EXERCISE REQUIREMENTS:
Emit the data below verbatim, stripping out any pictures.

DATA SHOWN:
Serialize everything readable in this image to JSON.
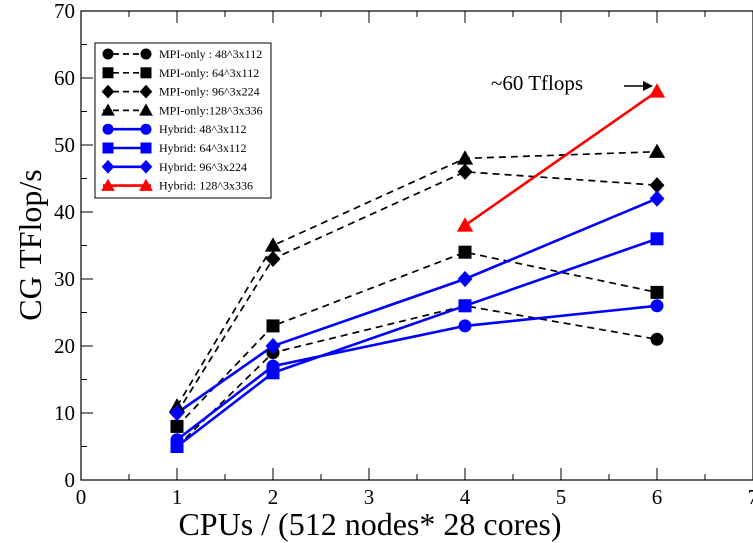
{
  "chart_data": {
    "type": "line",
    "title": "",
    "xlabel": "CPUs / (512 nodes* 28 cores)",
    "ylabel": "CG TFlop/s",
    "xlim": [
      0,
      7
    ],
    "ylim": [
      0,
      70
    ],
    "xticks": [
      0,
      1,
      2,
      3,
      4,
      5,
      6,
      7
    ],
    "yticks": [
      0,
      10,
      20,
      30,
      40,
      50,
      60,
      70
    ],
    "grid": false,
    "legend_position": "top-left",
    "series": [
      {
        "name": "MPI-only : 48^3x112",
        "color": "#000000",
        "marker": "circle",
        "dash": true,
        "x": [
          1,
          2,
          4,
          6
        ],
        "y": [
          5,
          19,
          26,
          21
        ]
      },
      {
        "name": "MPI-only: 64^3x112",
        "color": "#000000",
        "marker": "square",
        "dash": true,
        "x": [
          1,
          2,
          4,
          6
        ],
        "y": [
          8,
          23,
          34,
          28
        ]
      },
      {
        "name": "MPI-only: 96^3x224",
        "color": "#000000",
        "marker": "diamond",
        "dash": true,
        "x": [
          1,
          2,
          4,
          6
        ],
        "y": [
          10,
          33,
          46,
          44
        ]
      },
      {
        "name": "MPI-only:128^3x336",
        "color": "#000000",
        "marker": "triangle",
        "dash": true,
        "x": [
          1,
          2,
          4,
          6
        ],
        "y": [
          11,
          35,
          48,
          49
        ]
      },
      {
        "name": "Hybrid: 48^3x112",
        "color": "#0000ff",
        "marker": "circle",
        "dash": false,
        "x": [
          1,
          2,
          4,
          6
        ],
        "y": [
          6,
          17,
          23,
          26
        ]
      },
      {
        "name": "Hybrid: 64^3x112",
        "color": "#0000ff",
        "marker": "square",
        "dash": false,
        "x": [
          1,
          2,
          4,
          6
        ],
        "y": [
          5,
          16,
          26,
          36
        ]
      },
      {
        "name": "Hybrid: 96^3x224",
        "color": "#0000ff",
        "marker": "diamond",
        "dash": false,
        "x": [
          1,
          2,
          4,
          6
        ],
        "y": [
          10,
          20,
          30,
          42
        ]
      },
      {
        "name": "Hybrid: 128^3x336",
        "color": "#ff0000",
        "marker": "triangle",
        "dash": false,
        "x": [
          4,
          6
        ],
        "y": [
          38,
          58
        ]
      }
    ],
    "annotations": [
      {
        "text": "~60 Tflops",
        "arrow_to": {
          "x": 5.85,
          "y": 59
        }
      }
    ]
  }
}
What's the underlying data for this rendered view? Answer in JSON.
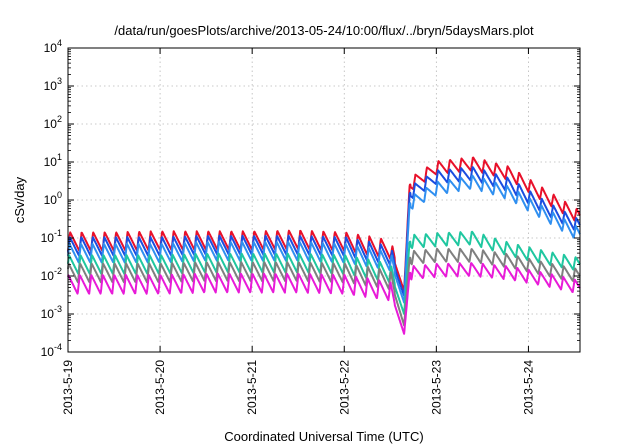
{
  "chart_data": {
    "type": "line",
    "title": "/data/run/goesPlots/archive/2013-05-24/10:00/flux/../bryn/5daysMars.plot",
    "xlabel": "Coordinated Universal Time (UTC)",
    "ylabel": "cSv/day",
    "yscale": "log",
    "ylim": [
      0.0001,
      10000
    ],
    "xlim": [
      0,
      5.56
    ],
    "x_tick_values": [
      0,
      1,
      2,
      3,
      4,
      5
    ],
    "x_tick_labels": [
      "2013-5-19",
      "2013-5-20",
      "2013-5-21",
      "2013-5-22",
      "2013-5-23",
      "2013-5-24"
    ],
    "y_tick_exponents": [
      -4,
      -3,
      -2,
      -1,
      0,
      1,
      2,
      3,
      4
    ],
    "y_tick_base": "10",
    "grid": true,
    "legend": "none",
    "series": [
      {
        "color": "#e8102a",
        "x": [
          0,
          0.5,
          1,
          1.5,
          2,
          2.5,
          3,
          3.5,
          3.65,
          3.71,
          4,
          4.4,
          4.8,
          5.2,
          5.56
        ],
        "y": [
          0.08,
          0.08,
          0.085,
          0.085,
          0.085,
          0.09,
          0.08,
          0.05,
          0.004,
          2.5,
          7,
          9,
          5,
          1.2,
          0.35
        ]
      },
      {
        "color": "#1a4de0",
        "x": [
          0,
          0.5,
          1,
          1.5,
          2,
          2.5,
          3,
          3.5,
          3.65,
          3.71,
          4,
          4.4,
          4.8,
          5.2,
          5.56
        ],
        "y": [
          0.06,
          0.06,
          0.06,
          0.065,
          0.065,
          0.065,
          0.06,
          0.035,
          0.003,
          1.5,
          4,
          5,
          2.5,
          0.6,
          0.2
        ]
      },
      {
        "color": "#2f8ff0",
        "x": [
          0,
          0.5,
          1,
          1.5,
          2,
          2.5,
          3,
          3.5,
          3.65,
          3.71,
          4,
          4.4,
          4.8,
          5.2,
          5.56
        ],
        "y": [
          0.04,
          0.04,
          0.04,
          0.045,
          0.045,
          0.045,
          0.04,
          0.025,
          0.002,
          0.8,
          2,
          3,
          1.5,
          0.4,
          0.12
        ]
      },
      {
        "color": "#1fc7a0",
        "x": [
          0,
          0.5,
          1,
          1.5,
          2,
          2.5,
          3,
          3.5,
          3.65,
          3.71,
          4,
          4.4,
          4.8,
          5.2,
          5.56
        ],
        "y": [
          0.02,
          0.02,
          0.02,
          0.022,
          0.022,
          0.022,
          0.02,
          0.012,
          0.001,
          0.08,
          0.09,
          0.1,
          0.05,
          0.03,
          0.02
        ]
      },
      {
        "color": "#7f7f7f",
        "x": [
          0,
          0.5,
          1,
          1.5,
          2,
          2.5,
          3,
          3.5,
          3.65,
          3.71,
          4,
          4.4,
          4.8,
          5.2,
          5.56
        ],
        "y": [
          0.012,
          0.012,
          0.012,
          0.013,
          0.013,
          0.013,
          0.012,
          0.008,
          0.0005,
          0.03,
          0.035,
          0.035,
          0.025,
          0.015,
          0.01
        ]
      },
      {
        "color": "#e81ad8",
        "x": [
          0,
          0.5,
          1,
          1.5,
          2,
          2.5,
          3,
          3.5,
          3.65,
          3.71,
          4,
          4.4,
          4.8,
          5.2,
          5.56
        ],
        "y": [
          0.006,
          0.006,
          0.006,
          0.0065,
          0.0065,
          0.0065,
          0.006,
          0.004,
          0.0003,
          0.012,
          0.014,
          0.015,
          0.012,
          0.008,
          0.005
        ]
      }
    ]
  }
}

FULL OUTPUT:
Serialize everything readable in this image to JSON.
{
  "chart_data": {
    "type": "line",
    "title": "",
    "xlabel": "CPUs / (512 nodes* 28 cores)",
    "ylabel": "CG TFlop/s",
    "xlim": [
      0,
      7
    ],
    "ylim": [
      0,
      70
    ],
    "xticks": [
      0,
      1,
      2,
      3,
      4,
      5,
      6,
      7
    ],
    "yticks": [
      0,
      10,
      20,
      30,
      40,
      50,
      60,
      70
    ],
    "grid": false,
    "legend_position": "top-left",
    "series": [
      {
        "name": "MPI-only : 48^3x112",
        "color": "#000000",
        "marker": "circle",
        "dash": true,
        "x": [
          1,
          2,
          4,
          6
        ],
        "y": [
          5,
          19,
          26,
          21
        ]
      },
      {
        "name": "MPI-only: 64^3x112",
        "color": "#000000",
        "marker": "square",
        "dash": true,
        "x": [
          1,
          2,
          4,
          6
        ],
        "y": [
          8,
          23,
          34,
          28
        ]
      },
      {
        "name": "MPI-only: 96^3x224",
        "color": "#000000",
        "marker": "diamond",
        "dash": true,
        "x": [
          1,
          2,
          4,
          6
        ],
        "y": [
          10,
          33,
          46,
          44
        ]
      },
      {
        "name": "MPI-only:128^3x336",
        "color": "#000000",
        "marker": "triangle",
        "dash": true,
        "x": [
          1,
          2,
          4,
          6
        ],
        "y": [
          11,
          35,
          48,
          49
        ]
      },
      {
        "name": "Hybrid: 48^3x112",
        "color": "#0000ff",
        "marker": "circle",
        "dash": false,
        "x": [
          1,
          2,
          4,
          6
        ],
        "y": [
          6,
          17,
          23,
          26
        ]
      },
      {
        "name": "Hybrid: 64^3x112",
        "color": "#0000ff",
        "marker": "square",
        "dash": false,
        "x": [
          1,
          2,
          4,
          6
        ],
        "y": [
          5,
          16,
          26,
          36
        ]
      },
      {
        "name": "Hybrid: 96^3x224",
        "color": "#0000ff",
        "marker": "diamond",
        "dash": false,
        "x": [
          1,
          2,
          4,
          6
        ],
        "y": [
          10,
          20,
          30,
          42
        ]
      },
      {
        "name": "Hybrid: 128^3x336",
        "color": "#ff0000",
        "marker": "triangle",
        "dash": false,
        "x": [
          4,
          6
        ],
        "y": [
          38,
          58
        ]
      }
    ],
    "annotations": [
      {
        "text": "~60 Tflops",
        "arrow_to": {
          "x": 5.85,
          "y": 59
        }
      }
    ]
  }
}
What's the underlying data for this rendered view? Answer in JSON.
{
  "chart_data": {
    "type": "line",
    "title": "/data/run/goesPlots/archive/2013-05-24/10:00/flux/../bryn/5daysMars.plot",
    "xlabel": "Coordinated Universal Time (UTC)",
    "ylabel": "cSv/day",
    "yscale": "log",
    "ylim": [
      0.0001,
      10000
    ],
    "xlim": [
      0,
      5.56
    ],
    "x_tick_values": [
      0,
      1,
      2,
      3,
      4,
      5
    ],
    "x_tick_labels": [
      "2013-5-19",
      "2013-5-20",
      "2013-5-21",
      "2013-5-22",
      "2013-5-23",
      "2013-5-24"
    ],
    "y_tick_exponents": [
      -4,
      -3,
      -2,
      -1,
      0,
      1,
      2,
      3,
      4
    ],
    "y_tick_base": "10",
    "grid": true,
    "legend": "none",
    "series": [
      {
        "color": "#e8102a",
        "x": [
          0,
          0.5,
          1,
          1.5,
          2,
          2.5,
          3,
          3.5,
          3.65,
          3.71,
          4,
          4.4,
          4.8,
          5.2,
          5.56
        ],
        "y": [
          0.08,
          0.08,
          0.085,
          0.085,
          0.085,
          0.09,
          0.08,
          0.05,
          0.004,
          2.5,
          7,
          9,
          5,
          1.2,
          0.35
        ]
      },
      {
        "color": "#1a4de0",
        "x": [
          0,
          0.5,
          1,
          1.5,
          2,
          2.5,
          3,
          3.5,
          3.65,
          3.71,
          4,
          4.4,
          4.8,
          5.2,
          5.56
        ],
        "y": [
          0.06,
          0.06,
          0.06,
          0.065,
          0.065,
          0.065,
          0.06,
          0.035,
          0.003,
          1.5,
          4,
          5,
          2.5,
          0.6,
          0.2
        ]
      },
      {
        "color": "#2f8ff0",
        "x": [
          0,
          0.5,
          1,
          1.5,
          2,
          2.5,
          3,
          3.5,
          3.65,
          3.71,
          4,
          4.4,
          4.8,
          5.2,
          5.56
        ],
        "y": [
          0.04,
          0.04,
          0.04,
          0.045,
          0.045,
          0.045,
          0.04,
          0.025,
          0.002,
          0.8,
          2,
          3,
          1.5,
          0.4,
          0.12
        ]
      },
      {
        "color": "#1fc7a0",
        "x": [
          0,
          0.5,
          1,
          1.5,
          2,
          2.5,
          3,
          3.5,
          3.65,
          3.71,
          4,
          4.4,
          4.8,
          5.2,
          5.56
        ],
        "y": [
          0.02,
          0.02,
          0.02,
          0.022,
          0.022,
          0.022,
          0.02,
          0.012,
          0.001,
          0.08,
          0.09,
          0.1,
          0.05,
          0.03,
          0.02
        ]
      },
      {
        "color": "#7f7f7f",
        "x": [
          0,
          0.5,
          1,
          1.5,
          2,
          2.5,
          3,
          3.5,
          3.65,
          3.71,
          4,
          4.4,
          4.8,
          5.2,
          5.56
        ],
        "y": [
          0.012,
          0.012,
          0.012,
          0.013,
          0.013,
          0.013,
          0.012,
          0.008,
          0.0005,
          0.03,
          0.035,
          0.035,
          0.025,
          0.015,
          0.01
        ]
      },
      {
        "color": "#e81ad8",
        "x": [
          0,
          0.5,
          1,
          1.5,
          2,
          2.5,
          3,
          3.5,
          3.65,
          3.71,
          4,
          4.4,
          4.8,
          5.2,
          5.56
        ],
        "y": [
          0.006,
          0.006,
          0.006,
          0.0065,
          0.0065,
          0.0065,
          0.006,
          0.004,
          0.0003,
          0.012,
          0.014,
          0.015,
          0.012,
          0.008,
          0.005
        ]
      }
    ]
  }
}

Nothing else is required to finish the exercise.